*** Stored rows

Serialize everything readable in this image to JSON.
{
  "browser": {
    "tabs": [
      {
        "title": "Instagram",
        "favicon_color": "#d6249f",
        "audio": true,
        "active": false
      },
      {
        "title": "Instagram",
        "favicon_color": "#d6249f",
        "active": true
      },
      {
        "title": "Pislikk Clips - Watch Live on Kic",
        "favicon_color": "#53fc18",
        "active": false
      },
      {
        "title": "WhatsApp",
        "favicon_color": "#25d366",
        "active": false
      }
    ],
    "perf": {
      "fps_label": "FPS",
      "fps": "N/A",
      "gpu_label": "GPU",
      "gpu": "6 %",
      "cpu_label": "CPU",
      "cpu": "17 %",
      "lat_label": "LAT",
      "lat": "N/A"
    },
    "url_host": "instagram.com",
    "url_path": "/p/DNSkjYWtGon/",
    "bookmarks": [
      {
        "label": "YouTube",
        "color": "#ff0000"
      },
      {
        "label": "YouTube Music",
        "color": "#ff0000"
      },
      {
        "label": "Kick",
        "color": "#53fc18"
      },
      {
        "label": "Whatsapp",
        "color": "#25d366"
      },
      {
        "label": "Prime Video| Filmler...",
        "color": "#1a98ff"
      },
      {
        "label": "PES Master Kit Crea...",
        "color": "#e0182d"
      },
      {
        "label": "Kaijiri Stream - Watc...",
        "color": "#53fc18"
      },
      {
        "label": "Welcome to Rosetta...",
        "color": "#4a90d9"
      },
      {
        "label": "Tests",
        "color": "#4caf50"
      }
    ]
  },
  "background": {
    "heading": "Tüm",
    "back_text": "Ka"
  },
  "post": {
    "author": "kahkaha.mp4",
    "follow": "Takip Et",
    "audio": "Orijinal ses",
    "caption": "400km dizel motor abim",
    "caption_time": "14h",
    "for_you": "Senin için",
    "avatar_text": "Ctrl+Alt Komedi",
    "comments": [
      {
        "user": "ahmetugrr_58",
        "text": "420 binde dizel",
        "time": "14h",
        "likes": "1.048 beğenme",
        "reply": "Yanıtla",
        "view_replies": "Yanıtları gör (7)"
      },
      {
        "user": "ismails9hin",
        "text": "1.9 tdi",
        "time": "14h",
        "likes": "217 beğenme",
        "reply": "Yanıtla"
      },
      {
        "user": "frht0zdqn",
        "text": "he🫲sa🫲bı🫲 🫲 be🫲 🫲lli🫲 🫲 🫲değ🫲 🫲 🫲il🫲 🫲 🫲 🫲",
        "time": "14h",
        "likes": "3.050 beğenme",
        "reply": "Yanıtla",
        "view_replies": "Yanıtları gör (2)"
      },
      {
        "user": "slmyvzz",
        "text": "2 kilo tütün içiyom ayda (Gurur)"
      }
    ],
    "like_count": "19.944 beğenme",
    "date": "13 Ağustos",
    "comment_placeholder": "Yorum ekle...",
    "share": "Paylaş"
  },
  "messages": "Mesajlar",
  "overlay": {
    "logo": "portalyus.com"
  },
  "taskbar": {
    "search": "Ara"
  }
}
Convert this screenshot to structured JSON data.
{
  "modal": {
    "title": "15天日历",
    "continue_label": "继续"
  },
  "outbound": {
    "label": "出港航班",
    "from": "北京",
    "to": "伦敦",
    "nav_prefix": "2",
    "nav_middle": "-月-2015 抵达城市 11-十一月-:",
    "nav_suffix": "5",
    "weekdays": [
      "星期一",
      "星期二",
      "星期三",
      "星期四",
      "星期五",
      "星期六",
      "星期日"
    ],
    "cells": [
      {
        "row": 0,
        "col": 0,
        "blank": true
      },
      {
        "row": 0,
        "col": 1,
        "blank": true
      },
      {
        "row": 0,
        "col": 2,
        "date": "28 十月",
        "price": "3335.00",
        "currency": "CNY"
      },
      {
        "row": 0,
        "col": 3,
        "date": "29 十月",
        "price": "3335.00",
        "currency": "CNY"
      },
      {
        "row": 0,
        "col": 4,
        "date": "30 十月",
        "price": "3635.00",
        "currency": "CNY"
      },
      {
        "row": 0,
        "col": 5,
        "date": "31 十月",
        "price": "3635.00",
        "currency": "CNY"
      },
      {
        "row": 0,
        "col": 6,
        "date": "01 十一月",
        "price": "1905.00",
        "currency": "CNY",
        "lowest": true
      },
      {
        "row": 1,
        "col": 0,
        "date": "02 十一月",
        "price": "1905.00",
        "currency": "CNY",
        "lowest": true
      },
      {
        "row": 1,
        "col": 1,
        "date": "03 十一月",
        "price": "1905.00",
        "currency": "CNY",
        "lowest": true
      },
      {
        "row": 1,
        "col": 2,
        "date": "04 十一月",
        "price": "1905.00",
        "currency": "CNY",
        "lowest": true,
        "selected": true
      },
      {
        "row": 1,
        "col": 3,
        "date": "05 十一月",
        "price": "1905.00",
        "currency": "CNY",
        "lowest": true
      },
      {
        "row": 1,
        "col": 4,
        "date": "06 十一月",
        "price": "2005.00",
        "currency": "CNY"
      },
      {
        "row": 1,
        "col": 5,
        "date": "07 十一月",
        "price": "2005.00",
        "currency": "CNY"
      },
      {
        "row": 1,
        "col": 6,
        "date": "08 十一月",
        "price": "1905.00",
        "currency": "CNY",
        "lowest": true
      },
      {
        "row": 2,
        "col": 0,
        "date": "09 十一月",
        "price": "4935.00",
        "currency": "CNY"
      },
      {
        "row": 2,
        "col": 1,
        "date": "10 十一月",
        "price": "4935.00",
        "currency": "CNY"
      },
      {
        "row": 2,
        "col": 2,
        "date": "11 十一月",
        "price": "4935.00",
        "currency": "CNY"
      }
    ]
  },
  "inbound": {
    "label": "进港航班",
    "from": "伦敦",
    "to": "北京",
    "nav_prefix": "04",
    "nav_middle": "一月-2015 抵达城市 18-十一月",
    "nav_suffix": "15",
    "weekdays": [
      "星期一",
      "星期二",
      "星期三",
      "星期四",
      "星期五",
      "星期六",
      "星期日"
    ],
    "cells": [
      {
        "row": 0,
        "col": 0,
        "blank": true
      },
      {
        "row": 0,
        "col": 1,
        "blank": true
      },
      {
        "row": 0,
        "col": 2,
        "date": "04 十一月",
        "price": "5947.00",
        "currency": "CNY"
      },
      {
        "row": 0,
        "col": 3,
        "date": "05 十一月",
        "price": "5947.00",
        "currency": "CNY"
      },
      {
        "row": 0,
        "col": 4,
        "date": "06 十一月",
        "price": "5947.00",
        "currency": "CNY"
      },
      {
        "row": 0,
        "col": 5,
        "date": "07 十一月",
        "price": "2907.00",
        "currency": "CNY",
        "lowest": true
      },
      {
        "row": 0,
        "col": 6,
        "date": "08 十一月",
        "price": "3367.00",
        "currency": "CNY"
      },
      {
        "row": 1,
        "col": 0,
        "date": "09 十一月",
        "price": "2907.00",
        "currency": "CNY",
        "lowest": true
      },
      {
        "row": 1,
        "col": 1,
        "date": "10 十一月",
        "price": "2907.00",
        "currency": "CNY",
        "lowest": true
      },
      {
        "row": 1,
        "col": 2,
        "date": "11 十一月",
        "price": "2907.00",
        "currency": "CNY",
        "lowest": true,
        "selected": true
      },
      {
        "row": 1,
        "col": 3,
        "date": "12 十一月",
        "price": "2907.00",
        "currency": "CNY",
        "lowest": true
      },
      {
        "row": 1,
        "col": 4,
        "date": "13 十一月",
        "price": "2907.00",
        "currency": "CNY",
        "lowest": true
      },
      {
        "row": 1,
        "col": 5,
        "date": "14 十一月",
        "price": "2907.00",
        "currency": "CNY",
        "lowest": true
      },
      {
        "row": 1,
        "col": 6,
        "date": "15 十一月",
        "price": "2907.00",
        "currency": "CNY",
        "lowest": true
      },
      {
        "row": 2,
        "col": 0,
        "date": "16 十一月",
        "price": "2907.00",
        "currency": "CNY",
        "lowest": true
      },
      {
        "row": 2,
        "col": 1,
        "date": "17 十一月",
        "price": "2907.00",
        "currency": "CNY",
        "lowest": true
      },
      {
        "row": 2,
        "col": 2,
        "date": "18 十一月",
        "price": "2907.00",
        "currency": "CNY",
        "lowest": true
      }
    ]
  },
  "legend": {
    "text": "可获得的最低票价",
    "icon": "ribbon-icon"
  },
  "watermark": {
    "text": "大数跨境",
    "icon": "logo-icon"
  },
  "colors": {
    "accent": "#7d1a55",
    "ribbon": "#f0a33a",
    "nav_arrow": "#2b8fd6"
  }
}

******

Task instructions – List every line above containing the word "抵达城市".

Exercise answer –
    "nav_middle": "-月-2015 抵达城市 11-十一月-:",
    "nav_middle": "一月-2015 抵达城市 18-十一月",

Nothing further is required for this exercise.